Figure dataset records:
+ + + +
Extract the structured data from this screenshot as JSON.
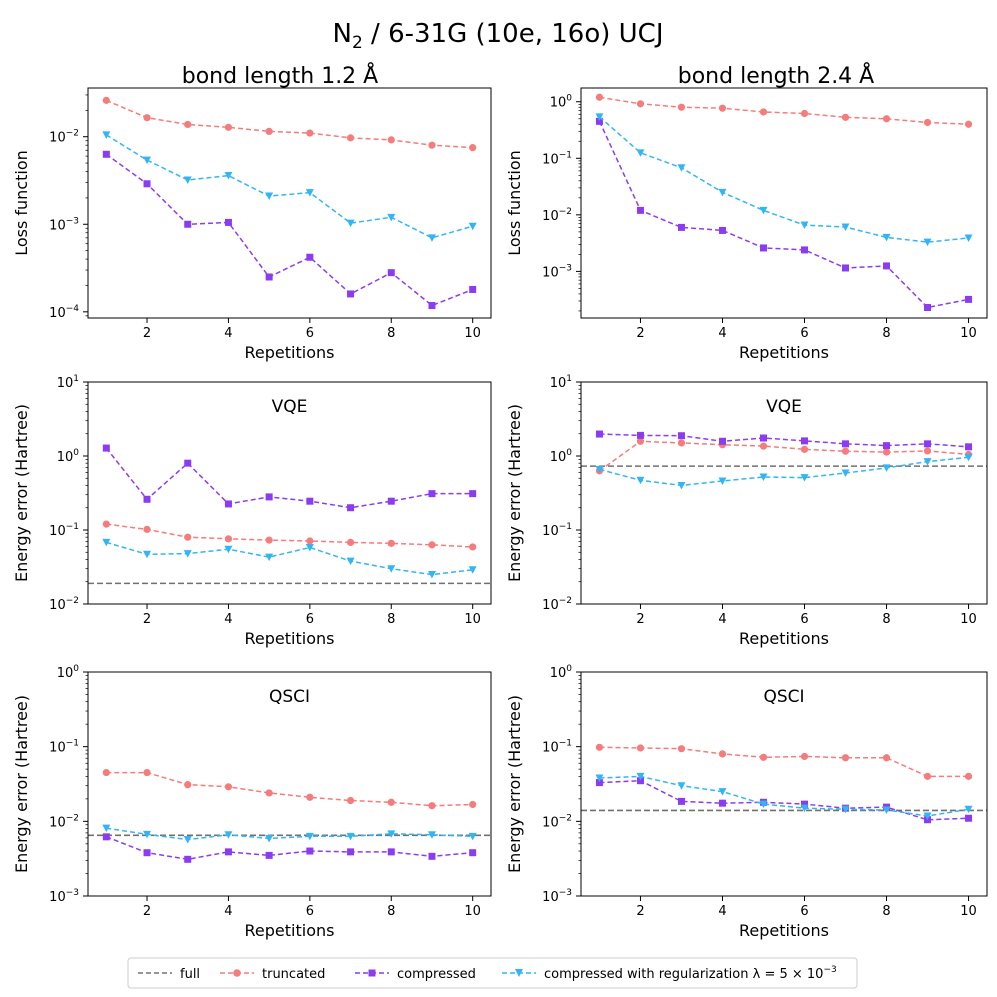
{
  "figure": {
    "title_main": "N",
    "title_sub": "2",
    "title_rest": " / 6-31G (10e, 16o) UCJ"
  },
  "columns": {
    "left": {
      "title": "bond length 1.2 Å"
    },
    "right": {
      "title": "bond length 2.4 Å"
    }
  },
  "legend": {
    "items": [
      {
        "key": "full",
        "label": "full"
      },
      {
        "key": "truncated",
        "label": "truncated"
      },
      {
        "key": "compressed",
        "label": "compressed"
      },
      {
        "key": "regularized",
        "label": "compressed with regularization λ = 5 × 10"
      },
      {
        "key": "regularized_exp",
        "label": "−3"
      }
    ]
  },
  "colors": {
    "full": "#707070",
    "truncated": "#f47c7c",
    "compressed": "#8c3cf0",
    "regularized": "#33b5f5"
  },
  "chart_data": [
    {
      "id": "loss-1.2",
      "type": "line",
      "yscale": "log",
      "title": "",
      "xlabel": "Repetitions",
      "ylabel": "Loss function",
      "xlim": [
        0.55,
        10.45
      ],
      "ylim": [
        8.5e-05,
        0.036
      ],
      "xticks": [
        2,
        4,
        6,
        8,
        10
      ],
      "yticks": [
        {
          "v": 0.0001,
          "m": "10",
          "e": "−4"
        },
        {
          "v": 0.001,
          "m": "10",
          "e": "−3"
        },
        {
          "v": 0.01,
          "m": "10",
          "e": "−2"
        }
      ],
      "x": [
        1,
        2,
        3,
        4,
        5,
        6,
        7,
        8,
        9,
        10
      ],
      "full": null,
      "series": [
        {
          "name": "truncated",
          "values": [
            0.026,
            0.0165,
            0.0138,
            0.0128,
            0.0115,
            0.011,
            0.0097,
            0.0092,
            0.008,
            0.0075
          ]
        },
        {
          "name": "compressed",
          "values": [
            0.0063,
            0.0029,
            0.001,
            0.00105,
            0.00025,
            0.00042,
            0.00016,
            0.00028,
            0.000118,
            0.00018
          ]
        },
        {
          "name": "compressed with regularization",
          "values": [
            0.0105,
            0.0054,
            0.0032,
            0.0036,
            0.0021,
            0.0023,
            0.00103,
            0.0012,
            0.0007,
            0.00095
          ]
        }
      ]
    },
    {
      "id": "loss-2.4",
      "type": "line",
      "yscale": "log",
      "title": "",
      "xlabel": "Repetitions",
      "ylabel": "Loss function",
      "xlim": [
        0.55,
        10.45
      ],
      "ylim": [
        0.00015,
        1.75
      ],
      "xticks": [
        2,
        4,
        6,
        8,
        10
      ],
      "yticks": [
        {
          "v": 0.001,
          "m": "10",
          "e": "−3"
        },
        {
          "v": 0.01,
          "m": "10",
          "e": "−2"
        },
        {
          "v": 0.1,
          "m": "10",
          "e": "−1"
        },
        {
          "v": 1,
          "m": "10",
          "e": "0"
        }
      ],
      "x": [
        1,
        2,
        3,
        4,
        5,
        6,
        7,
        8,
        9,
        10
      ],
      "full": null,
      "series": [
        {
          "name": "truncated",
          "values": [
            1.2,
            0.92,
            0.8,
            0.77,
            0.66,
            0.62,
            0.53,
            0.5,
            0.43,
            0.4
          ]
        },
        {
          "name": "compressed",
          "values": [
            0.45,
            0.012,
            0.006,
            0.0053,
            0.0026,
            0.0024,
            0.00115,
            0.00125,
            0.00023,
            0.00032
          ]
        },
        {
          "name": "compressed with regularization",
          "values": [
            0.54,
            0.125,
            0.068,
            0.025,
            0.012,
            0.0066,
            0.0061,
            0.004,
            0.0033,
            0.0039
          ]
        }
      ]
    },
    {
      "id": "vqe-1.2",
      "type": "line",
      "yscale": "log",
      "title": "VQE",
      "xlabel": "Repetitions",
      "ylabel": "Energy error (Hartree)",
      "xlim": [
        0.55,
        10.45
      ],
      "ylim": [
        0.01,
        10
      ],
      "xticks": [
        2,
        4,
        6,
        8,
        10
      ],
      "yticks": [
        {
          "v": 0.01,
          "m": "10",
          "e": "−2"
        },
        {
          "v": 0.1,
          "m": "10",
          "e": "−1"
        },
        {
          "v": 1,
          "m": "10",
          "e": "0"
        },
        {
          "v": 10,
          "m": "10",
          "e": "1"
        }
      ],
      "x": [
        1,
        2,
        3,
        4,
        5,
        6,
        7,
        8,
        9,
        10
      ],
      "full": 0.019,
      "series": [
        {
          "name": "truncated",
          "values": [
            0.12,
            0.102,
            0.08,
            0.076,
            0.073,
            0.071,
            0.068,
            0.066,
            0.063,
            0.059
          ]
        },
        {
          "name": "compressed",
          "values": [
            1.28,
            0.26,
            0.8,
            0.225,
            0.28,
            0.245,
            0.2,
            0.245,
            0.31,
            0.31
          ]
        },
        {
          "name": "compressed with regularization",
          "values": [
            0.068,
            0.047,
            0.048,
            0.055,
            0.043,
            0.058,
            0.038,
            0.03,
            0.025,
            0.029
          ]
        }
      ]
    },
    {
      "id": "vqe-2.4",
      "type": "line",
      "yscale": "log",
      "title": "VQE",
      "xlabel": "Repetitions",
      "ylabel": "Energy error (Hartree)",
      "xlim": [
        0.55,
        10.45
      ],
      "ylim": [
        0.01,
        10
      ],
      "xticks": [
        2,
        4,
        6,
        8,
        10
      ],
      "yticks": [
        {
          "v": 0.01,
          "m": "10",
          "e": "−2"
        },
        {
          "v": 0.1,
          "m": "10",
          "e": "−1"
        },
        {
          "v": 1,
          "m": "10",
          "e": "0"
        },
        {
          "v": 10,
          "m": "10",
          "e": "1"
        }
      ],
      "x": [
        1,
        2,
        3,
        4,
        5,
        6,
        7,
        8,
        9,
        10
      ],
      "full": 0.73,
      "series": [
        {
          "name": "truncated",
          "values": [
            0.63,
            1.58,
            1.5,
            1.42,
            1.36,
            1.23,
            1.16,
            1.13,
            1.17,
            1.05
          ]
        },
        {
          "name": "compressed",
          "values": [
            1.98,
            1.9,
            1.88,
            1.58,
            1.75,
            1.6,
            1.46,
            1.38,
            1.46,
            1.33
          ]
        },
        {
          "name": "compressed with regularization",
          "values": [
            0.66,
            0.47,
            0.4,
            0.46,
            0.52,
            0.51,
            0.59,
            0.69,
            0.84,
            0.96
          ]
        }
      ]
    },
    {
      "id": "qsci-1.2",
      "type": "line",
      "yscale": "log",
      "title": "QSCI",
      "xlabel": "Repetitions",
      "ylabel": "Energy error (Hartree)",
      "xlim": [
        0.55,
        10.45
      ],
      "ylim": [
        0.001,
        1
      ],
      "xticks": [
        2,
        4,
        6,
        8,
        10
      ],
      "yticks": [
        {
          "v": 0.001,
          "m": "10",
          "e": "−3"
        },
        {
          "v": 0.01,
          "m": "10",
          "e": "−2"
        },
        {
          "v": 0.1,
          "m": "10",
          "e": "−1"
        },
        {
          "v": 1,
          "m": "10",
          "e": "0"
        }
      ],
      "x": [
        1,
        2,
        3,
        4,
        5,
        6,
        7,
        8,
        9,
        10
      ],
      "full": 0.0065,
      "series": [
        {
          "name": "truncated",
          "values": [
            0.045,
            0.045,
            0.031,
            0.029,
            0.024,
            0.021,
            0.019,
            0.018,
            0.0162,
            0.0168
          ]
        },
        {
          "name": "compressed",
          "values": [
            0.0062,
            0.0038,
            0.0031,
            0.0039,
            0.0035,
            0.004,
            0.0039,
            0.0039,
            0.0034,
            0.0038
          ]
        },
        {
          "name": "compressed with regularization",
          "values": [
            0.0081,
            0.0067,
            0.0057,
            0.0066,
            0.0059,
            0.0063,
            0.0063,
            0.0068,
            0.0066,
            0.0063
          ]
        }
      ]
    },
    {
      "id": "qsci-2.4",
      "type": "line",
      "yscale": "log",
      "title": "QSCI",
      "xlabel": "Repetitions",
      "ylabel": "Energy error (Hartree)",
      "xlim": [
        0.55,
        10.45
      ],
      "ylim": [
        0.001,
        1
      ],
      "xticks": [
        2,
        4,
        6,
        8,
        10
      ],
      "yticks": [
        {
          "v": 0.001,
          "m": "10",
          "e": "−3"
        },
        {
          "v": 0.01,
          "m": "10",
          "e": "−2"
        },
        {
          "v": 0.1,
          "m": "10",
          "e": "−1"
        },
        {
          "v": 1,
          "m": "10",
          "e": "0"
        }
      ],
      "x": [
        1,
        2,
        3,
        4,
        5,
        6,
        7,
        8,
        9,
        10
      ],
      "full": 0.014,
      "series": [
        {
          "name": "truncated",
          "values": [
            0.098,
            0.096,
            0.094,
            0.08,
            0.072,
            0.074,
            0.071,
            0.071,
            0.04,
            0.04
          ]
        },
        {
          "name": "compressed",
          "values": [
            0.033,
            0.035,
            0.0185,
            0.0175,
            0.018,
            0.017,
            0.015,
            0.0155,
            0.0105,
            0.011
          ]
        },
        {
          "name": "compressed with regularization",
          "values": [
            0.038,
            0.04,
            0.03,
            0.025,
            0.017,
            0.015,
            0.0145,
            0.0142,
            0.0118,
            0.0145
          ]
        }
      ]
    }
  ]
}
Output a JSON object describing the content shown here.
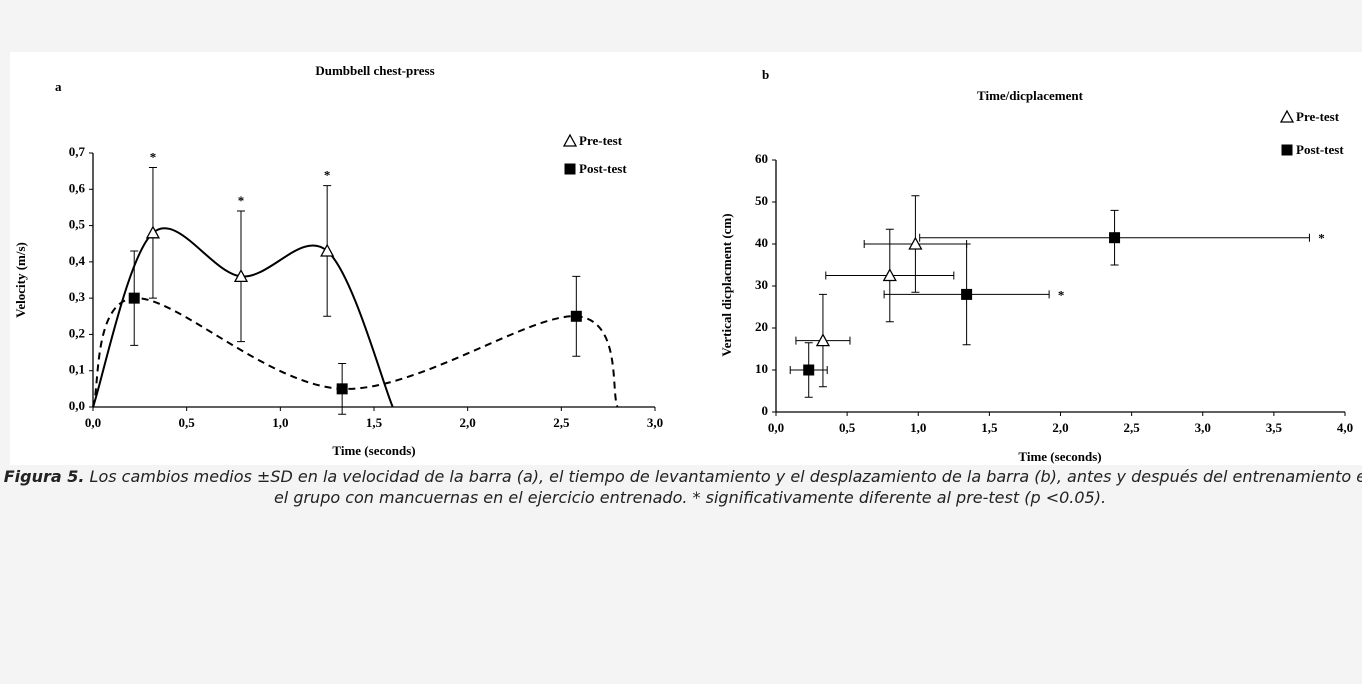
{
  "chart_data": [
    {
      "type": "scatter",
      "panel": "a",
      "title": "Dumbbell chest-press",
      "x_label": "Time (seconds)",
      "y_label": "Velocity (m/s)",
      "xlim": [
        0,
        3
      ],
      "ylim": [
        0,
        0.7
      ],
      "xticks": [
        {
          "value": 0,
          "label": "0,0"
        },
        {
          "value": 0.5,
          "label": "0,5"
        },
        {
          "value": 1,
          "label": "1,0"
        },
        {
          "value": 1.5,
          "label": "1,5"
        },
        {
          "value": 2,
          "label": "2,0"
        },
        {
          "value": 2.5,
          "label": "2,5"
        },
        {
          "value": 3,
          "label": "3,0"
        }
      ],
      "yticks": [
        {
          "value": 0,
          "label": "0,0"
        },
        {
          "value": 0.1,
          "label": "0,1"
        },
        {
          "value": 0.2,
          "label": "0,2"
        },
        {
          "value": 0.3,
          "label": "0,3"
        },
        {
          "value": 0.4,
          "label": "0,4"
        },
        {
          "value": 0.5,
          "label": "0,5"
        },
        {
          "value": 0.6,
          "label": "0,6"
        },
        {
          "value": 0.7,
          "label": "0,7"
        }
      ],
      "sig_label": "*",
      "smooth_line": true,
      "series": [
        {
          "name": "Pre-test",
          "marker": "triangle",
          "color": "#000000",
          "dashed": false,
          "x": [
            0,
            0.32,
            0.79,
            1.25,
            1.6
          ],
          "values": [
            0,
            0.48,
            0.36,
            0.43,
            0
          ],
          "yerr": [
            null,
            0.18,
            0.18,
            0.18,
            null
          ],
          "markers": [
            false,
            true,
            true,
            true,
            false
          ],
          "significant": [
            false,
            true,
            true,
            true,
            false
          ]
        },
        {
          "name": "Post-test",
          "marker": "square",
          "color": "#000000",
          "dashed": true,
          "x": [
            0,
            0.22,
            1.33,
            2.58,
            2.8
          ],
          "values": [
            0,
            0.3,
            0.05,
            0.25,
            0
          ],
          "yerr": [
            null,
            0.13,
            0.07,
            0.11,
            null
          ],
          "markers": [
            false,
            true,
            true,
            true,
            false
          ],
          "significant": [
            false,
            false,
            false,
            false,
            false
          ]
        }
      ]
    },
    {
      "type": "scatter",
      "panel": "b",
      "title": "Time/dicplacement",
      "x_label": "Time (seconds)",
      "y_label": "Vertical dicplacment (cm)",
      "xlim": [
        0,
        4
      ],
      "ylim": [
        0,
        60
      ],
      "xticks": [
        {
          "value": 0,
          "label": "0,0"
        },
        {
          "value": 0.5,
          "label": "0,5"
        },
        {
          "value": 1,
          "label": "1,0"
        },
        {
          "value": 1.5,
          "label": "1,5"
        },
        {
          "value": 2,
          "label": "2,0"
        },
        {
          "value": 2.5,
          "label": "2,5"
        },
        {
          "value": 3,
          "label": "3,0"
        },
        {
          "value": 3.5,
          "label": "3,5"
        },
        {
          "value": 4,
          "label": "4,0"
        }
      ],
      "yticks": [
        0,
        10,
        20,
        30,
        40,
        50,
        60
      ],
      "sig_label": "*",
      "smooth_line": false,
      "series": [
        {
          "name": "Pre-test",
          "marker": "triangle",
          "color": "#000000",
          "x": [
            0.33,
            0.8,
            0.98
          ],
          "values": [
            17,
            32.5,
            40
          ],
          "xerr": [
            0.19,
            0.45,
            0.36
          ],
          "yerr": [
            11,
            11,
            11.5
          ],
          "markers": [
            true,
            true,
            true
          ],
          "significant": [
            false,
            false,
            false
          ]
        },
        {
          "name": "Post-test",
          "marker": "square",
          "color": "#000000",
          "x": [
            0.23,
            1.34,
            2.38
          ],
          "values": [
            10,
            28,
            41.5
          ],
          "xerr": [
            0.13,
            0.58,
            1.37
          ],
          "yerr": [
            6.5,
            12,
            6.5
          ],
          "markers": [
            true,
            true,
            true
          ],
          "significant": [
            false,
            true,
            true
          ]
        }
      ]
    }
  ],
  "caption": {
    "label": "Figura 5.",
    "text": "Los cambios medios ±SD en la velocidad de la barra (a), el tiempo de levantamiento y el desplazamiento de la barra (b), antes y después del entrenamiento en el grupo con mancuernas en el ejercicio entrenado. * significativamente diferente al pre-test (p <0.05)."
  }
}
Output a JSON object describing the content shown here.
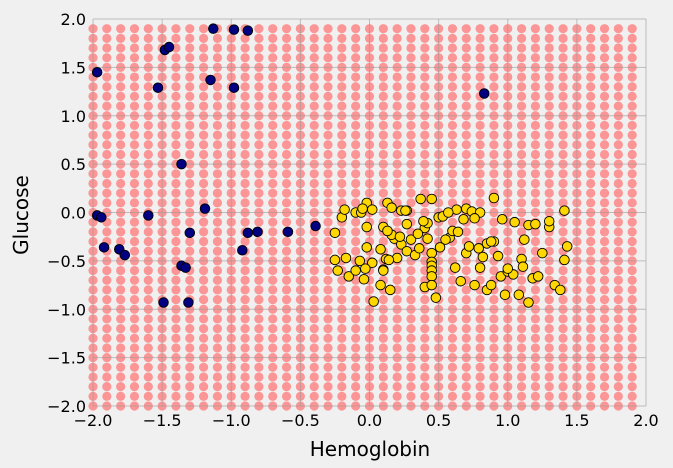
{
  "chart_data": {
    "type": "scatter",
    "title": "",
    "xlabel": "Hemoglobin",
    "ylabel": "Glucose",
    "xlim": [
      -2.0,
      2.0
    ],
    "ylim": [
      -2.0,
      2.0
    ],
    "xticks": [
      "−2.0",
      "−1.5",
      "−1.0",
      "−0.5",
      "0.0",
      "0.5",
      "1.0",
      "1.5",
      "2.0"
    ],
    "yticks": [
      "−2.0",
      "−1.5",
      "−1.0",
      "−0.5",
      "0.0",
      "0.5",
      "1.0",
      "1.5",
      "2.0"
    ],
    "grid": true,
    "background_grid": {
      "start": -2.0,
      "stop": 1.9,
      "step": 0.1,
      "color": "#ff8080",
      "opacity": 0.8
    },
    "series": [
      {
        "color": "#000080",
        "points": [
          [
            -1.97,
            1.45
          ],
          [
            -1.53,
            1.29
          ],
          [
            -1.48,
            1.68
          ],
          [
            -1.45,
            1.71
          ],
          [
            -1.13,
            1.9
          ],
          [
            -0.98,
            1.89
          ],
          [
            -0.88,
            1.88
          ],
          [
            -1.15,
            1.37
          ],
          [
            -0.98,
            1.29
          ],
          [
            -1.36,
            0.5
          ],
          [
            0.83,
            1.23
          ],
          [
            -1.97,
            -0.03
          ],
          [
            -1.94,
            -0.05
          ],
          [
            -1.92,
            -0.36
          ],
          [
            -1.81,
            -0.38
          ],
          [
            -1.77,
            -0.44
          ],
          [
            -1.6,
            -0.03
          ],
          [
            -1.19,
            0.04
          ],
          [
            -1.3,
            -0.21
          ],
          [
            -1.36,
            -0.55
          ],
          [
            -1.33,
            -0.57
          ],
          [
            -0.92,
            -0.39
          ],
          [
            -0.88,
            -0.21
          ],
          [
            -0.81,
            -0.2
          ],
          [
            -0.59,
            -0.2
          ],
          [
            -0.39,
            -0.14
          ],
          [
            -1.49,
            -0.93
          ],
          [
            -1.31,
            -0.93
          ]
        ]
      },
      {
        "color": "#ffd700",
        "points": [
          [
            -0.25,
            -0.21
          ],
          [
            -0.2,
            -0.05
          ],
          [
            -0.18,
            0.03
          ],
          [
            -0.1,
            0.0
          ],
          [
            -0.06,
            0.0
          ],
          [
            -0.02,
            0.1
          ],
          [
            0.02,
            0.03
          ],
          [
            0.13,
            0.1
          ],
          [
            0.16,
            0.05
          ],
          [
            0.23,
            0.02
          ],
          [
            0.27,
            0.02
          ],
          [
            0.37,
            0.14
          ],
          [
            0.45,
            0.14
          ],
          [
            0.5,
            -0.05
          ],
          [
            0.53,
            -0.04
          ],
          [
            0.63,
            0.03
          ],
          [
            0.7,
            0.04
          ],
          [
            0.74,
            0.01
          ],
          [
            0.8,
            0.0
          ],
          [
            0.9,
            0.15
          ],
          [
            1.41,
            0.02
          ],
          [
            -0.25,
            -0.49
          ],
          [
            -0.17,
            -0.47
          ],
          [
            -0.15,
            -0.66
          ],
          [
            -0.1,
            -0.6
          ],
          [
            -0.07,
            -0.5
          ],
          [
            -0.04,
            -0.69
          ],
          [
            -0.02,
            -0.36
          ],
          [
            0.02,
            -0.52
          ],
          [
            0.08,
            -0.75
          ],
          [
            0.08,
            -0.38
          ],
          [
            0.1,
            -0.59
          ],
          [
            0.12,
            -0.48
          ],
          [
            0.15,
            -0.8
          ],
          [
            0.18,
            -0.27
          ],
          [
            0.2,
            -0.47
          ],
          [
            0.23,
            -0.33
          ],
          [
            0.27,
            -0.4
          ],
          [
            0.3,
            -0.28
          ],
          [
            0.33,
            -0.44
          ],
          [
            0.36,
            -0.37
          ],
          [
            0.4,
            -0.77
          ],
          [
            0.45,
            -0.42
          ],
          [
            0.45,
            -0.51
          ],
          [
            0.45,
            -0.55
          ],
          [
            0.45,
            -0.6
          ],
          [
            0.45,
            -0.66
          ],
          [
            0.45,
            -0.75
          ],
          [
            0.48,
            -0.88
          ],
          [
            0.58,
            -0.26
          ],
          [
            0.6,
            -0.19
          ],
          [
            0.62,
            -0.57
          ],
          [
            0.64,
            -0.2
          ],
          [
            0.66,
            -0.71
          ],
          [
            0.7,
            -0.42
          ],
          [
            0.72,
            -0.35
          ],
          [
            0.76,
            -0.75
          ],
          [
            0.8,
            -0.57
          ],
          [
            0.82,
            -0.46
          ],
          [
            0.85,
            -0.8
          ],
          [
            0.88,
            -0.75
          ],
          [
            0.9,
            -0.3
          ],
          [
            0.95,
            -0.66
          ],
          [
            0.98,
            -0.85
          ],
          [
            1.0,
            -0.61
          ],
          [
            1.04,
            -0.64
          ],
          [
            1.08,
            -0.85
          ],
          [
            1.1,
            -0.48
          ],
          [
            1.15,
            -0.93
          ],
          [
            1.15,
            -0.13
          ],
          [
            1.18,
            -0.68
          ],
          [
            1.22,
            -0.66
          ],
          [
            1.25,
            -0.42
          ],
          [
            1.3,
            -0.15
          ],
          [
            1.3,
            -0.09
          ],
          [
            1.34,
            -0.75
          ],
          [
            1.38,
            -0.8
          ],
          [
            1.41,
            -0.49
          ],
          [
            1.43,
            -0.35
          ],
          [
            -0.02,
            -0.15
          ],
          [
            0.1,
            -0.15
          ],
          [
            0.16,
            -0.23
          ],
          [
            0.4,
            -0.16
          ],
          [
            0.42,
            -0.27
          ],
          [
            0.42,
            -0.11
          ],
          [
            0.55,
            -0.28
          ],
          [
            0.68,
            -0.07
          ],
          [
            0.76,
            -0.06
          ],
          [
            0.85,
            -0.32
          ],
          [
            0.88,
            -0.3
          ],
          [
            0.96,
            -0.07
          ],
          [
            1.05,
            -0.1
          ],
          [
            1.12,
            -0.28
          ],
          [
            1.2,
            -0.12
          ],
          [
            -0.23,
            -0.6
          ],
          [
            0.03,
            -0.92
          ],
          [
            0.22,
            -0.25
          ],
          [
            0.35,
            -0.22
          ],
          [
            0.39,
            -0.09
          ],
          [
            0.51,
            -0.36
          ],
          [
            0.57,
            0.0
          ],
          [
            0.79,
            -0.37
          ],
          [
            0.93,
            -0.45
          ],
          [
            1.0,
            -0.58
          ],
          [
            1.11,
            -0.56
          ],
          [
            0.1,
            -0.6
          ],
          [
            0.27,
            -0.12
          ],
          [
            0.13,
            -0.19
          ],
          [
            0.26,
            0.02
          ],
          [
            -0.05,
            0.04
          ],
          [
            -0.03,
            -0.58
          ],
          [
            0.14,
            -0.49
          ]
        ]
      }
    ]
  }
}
+ + + +
_Your task_
Only the number is wanted: how many lines of the material contain the word "length"?

_Result_
2